━━━ DATA EXCERPTS

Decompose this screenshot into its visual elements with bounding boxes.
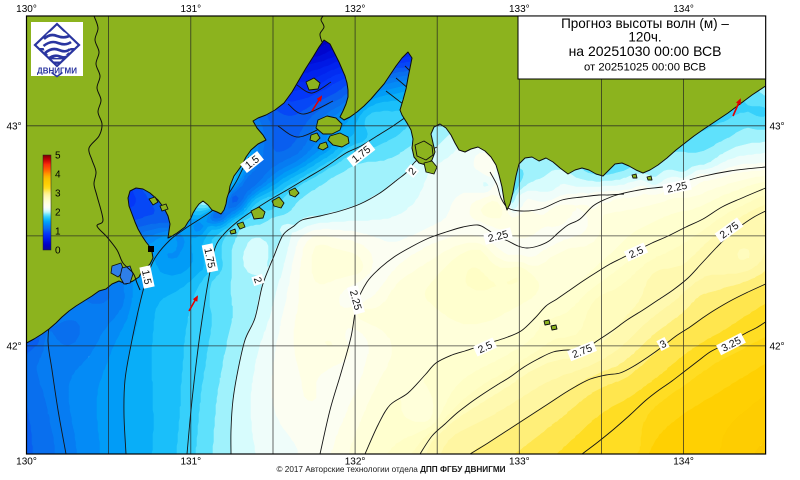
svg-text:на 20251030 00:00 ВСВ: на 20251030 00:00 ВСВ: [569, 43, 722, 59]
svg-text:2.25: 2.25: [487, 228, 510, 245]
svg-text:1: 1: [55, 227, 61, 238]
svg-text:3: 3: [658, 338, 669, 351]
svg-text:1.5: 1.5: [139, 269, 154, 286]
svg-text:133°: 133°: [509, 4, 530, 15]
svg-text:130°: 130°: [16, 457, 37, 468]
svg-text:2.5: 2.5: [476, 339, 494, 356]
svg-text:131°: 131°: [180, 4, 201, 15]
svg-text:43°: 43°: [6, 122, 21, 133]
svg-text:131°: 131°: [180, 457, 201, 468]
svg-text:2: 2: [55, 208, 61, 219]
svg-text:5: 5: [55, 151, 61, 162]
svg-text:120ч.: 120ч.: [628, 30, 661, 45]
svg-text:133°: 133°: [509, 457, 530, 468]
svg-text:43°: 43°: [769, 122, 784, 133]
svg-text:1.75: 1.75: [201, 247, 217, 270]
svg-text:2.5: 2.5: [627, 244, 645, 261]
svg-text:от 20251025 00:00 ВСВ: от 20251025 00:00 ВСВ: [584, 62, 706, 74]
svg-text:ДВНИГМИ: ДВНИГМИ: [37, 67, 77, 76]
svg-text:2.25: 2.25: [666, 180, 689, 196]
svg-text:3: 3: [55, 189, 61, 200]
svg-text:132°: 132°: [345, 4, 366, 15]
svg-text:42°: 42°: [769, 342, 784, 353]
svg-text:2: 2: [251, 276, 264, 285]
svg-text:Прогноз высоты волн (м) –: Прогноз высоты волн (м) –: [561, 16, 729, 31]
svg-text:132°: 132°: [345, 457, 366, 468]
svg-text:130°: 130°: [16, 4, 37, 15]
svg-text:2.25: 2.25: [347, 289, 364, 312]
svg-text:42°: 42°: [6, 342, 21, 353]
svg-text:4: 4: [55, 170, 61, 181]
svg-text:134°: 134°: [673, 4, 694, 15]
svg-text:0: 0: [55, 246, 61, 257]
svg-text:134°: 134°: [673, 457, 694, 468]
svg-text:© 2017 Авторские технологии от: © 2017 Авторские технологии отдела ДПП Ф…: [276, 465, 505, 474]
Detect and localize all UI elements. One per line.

━━━━━━
━━━ DATA EXCERPTS

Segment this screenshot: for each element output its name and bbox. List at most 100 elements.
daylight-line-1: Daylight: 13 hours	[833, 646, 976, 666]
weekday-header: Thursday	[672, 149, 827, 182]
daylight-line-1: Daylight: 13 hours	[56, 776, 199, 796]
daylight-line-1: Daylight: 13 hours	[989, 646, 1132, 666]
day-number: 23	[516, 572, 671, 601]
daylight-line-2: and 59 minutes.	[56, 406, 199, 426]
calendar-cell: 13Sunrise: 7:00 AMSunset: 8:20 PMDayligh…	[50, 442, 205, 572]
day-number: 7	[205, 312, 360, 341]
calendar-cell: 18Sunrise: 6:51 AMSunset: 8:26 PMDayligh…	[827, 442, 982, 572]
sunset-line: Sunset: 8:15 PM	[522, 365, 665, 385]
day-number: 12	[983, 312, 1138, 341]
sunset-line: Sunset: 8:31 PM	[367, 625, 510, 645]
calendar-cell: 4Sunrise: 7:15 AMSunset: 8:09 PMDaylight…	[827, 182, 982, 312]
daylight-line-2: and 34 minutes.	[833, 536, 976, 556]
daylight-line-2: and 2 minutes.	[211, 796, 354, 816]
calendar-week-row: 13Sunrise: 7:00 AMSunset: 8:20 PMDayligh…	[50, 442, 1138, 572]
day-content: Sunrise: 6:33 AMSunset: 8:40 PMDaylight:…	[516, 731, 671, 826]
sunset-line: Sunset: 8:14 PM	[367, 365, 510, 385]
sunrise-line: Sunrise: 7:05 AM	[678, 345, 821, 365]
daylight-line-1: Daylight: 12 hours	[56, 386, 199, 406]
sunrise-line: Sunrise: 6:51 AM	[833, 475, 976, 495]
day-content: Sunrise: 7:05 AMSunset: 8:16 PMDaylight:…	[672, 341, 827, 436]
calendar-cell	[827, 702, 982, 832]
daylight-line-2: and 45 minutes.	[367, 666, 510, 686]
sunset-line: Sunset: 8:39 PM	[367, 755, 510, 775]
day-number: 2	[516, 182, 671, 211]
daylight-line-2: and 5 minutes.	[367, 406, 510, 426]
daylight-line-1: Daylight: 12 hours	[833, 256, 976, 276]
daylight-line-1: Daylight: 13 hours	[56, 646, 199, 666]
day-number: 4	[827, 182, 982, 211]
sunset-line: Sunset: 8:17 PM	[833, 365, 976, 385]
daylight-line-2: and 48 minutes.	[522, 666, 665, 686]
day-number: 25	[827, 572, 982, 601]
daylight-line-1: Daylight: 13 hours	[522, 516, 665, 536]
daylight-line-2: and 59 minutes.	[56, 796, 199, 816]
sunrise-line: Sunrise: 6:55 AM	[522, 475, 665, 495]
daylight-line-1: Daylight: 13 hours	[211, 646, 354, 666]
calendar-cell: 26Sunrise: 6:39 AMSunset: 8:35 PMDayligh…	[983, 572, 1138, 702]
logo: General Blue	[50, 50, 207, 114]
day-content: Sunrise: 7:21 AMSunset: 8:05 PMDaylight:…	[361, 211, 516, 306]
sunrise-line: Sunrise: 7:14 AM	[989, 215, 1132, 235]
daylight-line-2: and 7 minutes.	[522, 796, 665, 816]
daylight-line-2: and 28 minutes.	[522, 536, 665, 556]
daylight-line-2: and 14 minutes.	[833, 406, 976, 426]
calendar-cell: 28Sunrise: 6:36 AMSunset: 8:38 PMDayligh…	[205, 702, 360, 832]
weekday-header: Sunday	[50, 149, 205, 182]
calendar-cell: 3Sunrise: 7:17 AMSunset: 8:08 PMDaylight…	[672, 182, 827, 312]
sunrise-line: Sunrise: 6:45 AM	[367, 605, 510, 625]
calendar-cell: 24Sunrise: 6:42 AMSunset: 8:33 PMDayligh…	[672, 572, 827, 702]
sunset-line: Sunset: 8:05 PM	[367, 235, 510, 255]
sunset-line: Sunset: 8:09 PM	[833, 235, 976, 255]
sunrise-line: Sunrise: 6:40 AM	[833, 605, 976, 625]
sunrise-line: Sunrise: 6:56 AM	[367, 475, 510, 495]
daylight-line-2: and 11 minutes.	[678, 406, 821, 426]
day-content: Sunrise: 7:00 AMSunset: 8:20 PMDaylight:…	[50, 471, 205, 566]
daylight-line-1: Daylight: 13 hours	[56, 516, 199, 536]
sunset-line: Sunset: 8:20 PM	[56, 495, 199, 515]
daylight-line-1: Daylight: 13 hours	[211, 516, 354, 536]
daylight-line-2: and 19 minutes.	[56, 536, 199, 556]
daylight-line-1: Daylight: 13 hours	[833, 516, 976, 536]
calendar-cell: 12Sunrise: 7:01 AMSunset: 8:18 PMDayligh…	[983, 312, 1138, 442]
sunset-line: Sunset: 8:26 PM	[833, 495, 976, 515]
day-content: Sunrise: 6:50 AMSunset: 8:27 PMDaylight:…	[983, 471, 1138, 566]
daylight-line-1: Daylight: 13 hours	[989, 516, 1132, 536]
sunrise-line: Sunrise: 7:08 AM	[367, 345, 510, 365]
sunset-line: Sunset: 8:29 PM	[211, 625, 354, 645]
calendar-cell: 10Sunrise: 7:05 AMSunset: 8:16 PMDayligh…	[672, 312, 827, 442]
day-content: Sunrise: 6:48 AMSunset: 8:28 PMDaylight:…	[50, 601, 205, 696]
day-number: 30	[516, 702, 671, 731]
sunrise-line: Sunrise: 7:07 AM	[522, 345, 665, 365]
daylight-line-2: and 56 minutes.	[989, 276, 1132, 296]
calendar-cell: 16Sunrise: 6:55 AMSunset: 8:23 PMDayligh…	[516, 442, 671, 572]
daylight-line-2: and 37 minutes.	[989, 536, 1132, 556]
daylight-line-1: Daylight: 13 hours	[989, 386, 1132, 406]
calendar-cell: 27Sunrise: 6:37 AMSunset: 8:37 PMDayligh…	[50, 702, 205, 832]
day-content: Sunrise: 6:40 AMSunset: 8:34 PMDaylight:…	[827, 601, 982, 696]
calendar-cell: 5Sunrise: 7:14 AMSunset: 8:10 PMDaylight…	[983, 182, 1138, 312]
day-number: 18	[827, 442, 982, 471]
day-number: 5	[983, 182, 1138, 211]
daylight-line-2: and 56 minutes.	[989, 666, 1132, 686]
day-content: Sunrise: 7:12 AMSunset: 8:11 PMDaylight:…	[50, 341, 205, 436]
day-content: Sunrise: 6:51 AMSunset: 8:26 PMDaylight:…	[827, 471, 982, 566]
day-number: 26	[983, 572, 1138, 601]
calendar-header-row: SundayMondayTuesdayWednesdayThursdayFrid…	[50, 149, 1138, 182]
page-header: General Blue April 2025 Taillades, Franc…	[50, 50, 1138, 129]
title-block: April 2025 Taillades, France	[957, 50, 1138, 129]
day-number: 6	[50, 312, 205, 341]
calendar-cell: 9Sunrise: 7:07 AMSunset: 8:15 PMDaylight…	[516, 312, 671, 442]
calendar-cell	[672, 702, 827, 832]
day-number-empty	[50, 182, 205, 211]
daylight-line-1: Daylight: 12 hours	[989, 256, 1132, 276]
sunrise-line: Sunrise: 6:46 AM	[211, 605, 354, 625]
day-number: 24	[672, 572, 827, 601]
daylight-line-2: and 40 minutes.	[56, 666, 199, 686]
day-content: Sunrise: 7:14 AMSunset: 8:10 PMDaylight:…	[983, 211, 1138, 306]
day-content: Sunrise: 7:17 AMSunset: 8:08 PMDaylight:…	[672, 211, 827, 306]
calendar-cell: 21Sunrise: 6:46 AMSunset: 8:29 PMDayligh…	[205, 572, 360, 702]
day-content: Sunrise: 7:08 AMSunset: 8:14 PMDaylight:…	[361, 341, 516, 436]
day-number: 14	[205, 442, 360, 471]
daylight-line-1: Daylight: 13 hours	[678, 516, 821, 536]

━━━━━━

▶ _WHAT TO PRODUCE_: Reproduce everything from the line containing "Decompose this screenshot" down to the line containing "Detect and localize", both of those lines included. Leave the pictures out.

▶ _RESPONSE_:
Decompose this screenshot into its visual elements with bounding boxes.
svg-text:на 20251030 00:00 ВСВ: на 20251030 00:00 ВСВ: [569, 43, 722, 59]
svg-text:2.25: 2.25: [487, 228, 510, 245]
svg-text:1: 1: [55, 227, 61, 238]
svg-text:3: 3: [658, 338, 669, 351]
svg-text:1.5: 1.5: [139, 269, 154, 286]
svg-text:133°: 133°: [509, 4, 530, 15]
svg-text:130°: 130°: [16, 457, 37, 468]
svg-text:2.5: 2.5: [476, 339, 494, 356]
svg-text:131°: 131°: [180, 4, 201, 15]
svg-text:43°: 43°: [6, 122, 21, 133]
svg-text:131°: 131°: [180, 457, 201, 468]
svg-text:2: 2: [55, 208, 61, 219]
svg-text:5: 5: [55, 151, 61, 162]
svg-text:120ч.: 120ч.: [628, 30, 661, 45]
svg-text:133°: 133°: [509, 457, 530, 468]
svg-text:43°: 43°: [769, 122, 784, 133]
svg-text:1.75: 1.75: [201, 247, 217, 270]
svg-text:2.5: 2.5: [627, 244, 645, 261]
svg-text:от 20251025 00:00 ВСВ: от 20251025 00:00 ВСВ: [584, 62, 706, 74]
svg-text:ДВНИГМИ: ДВНИГМИ: [37, 67, 77, 76]
svg-text:2.25: 2.25: [666, 180, 689, 196]
svg-text:3: 3: [55, 189, 61, 200]
svg-text:132°: 132°: [345, 4, 366, 15]
svg-text:42°: 42°: [769, 342, 784, 353]
svg-text:2: 2: [251, 276, 264, 285]
svg-text:Прогноз высоты волн (м) –: Прогноз высоты волн (м) –: [561, 16, 729, 31]
svg-text:132°: 132°: [345, 457, 366, 468]
svg-text:130°: 130°: [16, 4, 37, 15]
svg-text:2.25: 2.25: [347, 289, 364, 312]
svg-text:42°: 42°: [6, 342, 21, 353]
svg-text:4: 4: [55, 170, 61, 181]
svg-text:134°: 134°: [673, 4, 694, 15]
svg-text:0: 0: [55, 246, 61, 257]
svg-text:134°: 134°: [673, 457, 694, 468]
svg-text:© 2017 Авторские технологии от: © 2017 Авторские технологии отдела ДПП Ф…: [276, 465, 505, 474]
Detect and localize all UI elements. One per line.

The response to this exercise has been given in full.